### Task description
State the number of lines that hold the string "date", with nothing added.

---------- Data listing ----------

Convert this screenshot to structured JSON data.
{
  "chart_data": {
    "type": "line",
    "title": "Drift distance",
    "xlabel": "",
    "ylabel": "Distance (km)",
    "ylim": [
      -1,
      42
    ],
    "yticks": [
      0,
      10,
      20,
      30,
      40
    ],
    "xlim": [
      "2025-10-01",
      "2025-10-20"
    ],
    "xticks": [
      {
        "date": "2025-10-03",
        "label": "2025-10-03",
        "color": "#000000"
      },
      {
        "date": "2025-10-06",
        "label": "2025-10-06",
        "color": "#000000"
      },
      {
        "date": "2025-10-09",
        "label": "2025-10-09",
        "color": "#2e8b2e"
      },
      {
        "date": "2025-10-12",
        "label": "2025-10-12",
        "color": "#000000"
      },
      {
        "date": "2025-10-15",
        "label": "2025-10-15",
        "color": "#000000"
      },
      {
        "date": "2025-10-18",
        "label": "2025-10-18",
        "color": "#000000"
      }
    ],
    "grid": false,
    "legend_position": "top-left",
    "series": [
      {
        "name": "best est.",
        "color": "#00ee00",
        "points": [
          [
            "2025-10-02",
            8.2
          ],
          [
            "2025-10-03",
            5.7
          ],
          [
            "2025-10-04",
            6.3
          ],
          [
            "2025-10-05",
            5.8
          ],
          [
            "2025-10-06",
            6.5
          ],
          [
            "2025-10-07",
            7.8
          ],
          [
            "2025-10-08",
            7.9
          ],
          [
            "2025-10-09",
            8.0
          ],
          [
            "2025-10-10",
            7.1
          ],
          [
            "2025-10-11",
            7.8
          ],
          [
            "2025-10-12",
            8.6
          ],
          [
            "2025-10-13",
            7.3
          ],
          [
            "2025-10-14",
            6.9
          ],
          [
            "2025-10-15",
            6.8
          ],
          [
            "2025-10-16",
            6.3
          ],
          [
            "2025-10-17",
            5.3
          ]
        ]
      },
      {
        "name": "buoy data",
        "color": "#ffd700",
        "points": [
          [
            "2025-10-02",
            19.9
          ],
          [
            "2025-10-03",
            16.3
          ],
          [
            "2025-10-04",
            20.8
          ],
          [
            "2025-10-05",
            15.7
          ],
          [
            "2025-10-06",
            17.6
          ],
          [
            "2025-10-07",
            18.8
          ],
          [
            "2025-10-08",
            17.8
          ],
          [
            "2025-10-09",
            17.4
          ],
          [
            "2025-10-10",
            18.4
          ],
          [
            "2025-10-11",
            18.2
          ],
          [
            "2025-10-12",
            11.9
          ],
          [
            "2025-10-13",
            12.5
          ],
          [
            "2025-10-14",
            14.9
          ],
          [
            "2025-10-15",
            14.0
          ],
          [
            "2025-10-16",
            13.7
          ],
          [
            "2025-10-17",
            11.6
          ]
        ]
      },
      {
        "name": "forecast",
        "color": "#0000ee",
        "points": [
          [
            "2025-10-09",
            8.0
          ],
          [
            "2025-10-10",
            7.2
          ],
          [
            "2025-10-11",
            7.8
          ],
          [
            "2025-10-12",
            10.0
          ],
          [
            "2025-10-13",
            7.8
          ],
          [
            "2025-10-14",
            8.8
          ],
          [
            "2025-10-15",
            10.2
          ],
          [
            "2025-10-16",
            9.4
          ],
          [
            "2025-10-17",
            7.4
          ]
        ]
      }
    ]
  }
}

----------

### Worked solution
6